**WHAT IS ASKED**
Take every line from the material that has the word "minst" in it.
○ ○ ○ ○
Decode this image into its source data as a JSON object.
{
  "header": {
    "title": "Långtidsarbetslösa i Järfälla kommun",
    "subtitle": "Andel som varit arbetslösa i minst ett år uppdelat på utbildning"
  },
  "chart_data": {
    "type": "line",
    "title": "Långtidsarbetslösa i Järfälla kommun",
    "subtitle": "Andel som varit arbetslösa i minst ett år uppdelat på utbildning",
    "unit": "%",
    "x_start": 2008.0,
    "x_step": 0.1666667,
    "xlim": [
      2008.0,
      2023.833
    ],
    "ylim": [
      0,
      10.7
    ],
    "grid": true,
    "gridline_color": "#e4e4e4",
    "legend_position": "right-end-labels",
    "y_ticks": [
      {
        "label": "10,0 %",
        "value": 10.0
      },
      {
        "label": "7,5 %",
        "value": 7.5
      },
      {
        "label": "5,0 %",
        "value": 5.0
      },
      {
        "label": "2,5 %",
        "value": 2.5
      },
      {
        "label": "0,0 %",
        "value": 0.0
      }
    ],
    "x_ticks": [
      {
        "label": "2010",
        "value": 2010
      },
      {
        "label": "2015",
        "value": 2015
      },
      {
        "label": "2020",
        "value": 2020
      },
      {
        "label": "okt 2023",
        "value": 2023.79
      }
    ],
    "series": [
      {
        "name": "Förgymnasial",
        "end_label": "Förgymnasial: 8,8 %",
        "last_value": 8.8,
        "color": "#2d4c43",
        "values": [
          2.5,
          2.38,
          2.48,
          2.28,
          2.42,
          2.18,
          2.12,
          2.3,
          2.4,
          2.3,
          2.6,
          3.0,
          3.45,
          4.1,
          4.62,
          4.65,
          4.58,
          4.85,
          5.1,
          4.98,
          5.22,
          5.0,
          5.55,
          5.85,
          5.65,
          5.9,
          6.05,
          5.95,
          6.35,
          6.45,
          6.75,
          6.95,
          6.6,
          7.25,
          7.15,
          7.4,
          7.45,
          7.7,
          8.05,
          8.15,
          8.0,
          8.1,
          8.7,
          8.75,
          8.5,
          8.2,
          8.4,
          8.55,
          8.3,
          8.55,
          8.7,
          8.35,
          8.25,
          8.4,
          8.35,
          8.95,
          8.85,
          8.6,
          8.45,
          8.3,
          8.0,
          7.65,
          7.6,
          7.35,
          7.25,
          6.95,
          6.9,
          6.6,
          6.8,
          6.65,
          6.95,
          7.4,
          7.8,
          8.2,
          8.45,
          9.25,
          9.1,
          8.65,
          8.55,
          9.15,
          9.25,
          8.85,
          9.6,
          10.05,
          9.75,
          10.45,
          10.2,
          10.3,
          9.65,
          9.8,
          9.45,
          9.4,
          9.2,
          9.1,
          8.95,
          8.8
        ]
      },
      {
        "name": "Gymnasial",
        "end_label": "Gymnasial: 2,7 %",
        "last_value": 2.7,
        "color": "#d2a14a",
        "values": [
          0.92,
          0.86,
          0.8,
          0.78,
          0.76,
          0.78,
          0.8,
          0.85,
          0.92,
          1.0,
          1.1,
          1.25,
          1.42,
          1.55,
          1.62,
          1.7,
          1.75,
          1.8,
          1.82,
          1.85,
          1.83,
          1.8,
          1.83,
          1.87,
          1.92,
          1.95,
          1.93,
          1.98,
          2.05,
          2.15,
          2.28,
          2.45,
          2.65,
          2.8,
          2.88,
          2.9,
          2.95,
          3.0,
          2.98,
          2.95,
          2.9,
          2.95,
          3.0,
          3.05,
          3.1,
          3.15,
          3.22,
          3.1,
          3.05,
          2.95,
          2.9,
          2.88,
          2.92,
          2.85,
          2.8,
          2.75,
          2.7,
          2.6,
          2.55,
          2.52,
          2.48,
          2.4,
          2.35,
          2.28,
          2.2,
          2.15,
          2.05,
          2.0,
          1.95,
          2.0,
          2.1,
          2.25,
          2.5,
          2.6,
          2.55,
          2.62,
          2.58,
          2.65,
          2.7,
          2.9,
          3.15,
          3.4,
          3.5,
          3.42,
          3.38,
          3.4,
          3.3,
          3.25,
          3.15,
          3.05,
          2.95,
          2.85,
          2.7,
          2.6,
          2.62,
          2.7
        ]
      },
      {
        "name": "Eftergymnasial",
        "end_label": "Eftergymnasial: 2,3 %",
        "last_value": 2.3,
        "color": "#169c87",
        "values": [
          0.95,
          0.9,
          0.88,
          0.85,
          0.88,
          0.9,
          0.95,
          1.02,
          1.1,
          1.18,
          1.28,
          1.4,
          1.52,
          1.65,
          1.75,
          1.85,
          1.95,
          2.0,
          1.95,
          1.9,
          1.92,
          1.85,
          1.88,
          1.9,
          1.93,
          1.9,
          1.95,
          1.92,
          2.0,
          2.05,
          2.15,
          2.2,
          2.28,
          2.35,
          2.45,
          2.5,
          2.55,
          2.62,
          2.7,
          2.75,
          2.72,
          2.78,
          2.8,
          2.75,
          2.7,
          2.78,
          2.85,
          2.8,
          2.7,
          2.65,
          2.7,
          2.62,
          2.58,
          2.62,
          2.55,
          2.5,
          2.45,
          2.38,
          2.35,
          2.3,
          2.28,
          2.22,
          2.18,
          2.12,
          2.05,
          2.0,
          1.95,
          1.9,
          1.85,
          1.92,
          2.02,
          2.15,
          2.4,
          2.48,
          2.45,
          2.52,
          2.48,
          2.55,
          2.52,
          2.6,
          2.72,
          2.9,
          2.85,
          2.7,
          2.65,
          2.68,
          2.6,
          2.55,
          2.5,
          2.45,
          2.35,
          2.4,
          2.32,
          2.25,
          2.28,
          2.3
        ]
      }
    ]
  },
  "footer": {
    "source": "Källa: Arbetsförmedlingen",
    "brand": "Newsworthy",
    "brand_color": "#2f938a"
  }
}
○ ○ ○ ○
**THE ANSWER**
    "subtitle": "Andel som varit arbetslösa i minst ett år uppdelat på utbildning"
    "subtitle": "Andel som varit arbetslösa i minst ett år uppdelat på utbildning",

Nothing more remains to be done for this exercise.